* Dataset records
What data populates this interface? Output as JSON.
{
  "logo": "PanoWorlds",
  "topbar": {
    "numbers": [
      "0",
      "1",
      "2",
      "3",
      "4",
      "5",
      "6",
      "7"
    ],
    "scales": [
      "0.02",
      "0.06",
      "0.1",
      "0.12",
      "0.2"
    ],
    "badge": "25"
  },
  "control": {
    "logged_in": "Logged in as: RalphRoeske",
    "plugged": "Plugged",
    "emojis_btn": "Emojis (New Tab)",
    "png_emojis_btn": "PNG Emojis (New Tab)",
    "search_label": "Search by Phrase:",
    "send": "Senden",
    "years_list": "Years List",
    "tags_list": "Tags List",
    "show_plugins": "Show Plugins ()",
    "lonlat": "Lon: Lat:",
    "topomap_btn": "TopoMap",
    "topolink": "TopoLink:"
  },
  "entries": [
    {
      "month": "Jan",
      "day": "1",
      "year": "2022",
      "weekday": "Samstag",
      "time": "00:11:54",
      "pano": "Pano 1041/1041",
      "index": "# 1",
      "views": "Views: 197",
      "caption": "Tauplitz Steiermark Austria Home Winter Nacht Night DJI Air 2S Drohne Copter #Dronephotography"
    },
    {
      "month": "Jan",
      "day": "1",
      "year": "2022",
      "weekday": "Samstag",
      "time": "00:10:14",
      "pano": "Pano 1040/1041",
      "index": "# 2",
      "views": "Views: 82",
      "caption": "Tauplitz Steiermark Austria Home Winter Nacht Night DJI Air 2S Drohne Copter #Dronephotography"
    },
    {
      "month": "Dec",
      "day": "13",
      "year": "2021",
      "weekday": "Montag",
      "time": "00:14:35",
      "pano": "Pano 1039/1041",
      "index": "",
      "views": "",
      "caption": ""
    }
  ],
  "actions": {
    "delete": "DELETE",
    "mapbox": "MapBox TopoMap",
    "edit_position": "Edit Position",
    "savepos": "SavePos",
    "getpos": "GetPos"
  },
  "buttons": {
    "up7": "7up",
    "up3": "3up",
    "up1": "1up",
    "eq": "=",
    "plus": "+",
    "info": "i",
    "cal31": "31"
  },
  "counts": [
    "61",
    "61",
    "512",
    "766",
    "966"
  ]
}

* Task goal
Can you restate every record above word for word?

* Response
What data populates this interface? Output as JSON.
{
  "logo": "PanoWorlds",
  "topbar": {
    "numbers": [
      "0",
      "1",
      "2",
      "3",
      "4",
      "5",
      "6",
      "7"
    ],
    "scales": [
      "0.02",
      "0.06",
      "0.1",
      "0.12",
      "0.2"
    ],
    "badge": "25"
  },
  "control": {
    "logged_in": "Logged in as: RalphRoeske",
    "plugged": "Plugged",
    "emojis_btn": "Emojis (New Tab)",
    "png_emojis_btn": "PNG Emojis (New Tab)",
    "search_label": "Search by Phrase:",
    "send": "Senden",
    "years_list": "Years List",
    "tags_list": "Tags List",
    "show_plugins": "Show Plugins ()",
    "lonlat": "Lon: Lat:",
    "topomap_btn": "TopoMap",
    "topolink": "TopoLink:"
  },
  "entries": [
    {
      "month": "Jan",
      "day": "1",
      "year": "2022",
      "weekday": "Samstag",
      "time": "00:11:54",
      "pano": "Pano 1041/1041",
      "index": "# 1",
      "views": "Views: 197",
      "caption": "Tauplitz Steiermark Austria Home Winter Nacht Night DJI Air 2S Drohne Copter #Dronephotography"
    },
    {
      "month": "Jan",
      "day": "1",
      "year": "2022",
      "weekday": "Samstag",
      "time": "00:10:14",
      "pano": "Pano 1040/1041",
      "index": "# 2",
      "views": "Views: 82",
      "caption": "Tauplitz Steiermark Austria Home Winter Nacht Night DJI Air 2S Drohne Copter #Dronephotography"
    },
    {
      "month": "Dec",
      "day": "13",
      "year": "2021",
      "weekday": "Montag",
      "time": "00:14:35",
      "pano": "Pano 1039/1041",
      "index": "",
      "views": "",
      "caption": ""
    }
  ],
  "actions": {
    "delete": "DELETE",
    "mapbox": "MapBox TopoMap",
    "edit_position": "Edit Position",
    "savepos": "SavePos",
    "getpos": "GetPos"
  },
  "buttons": {
    "up7": "7up",
    "up3": "3up",
    "up1": "1up",
    "eq": "=",
    "plus": "+",
    "info": "i",
    "cal31": "31"
  },
  "counts": [
    "61",
    "61",
    "512",
    "766",
    "966"
  ]
}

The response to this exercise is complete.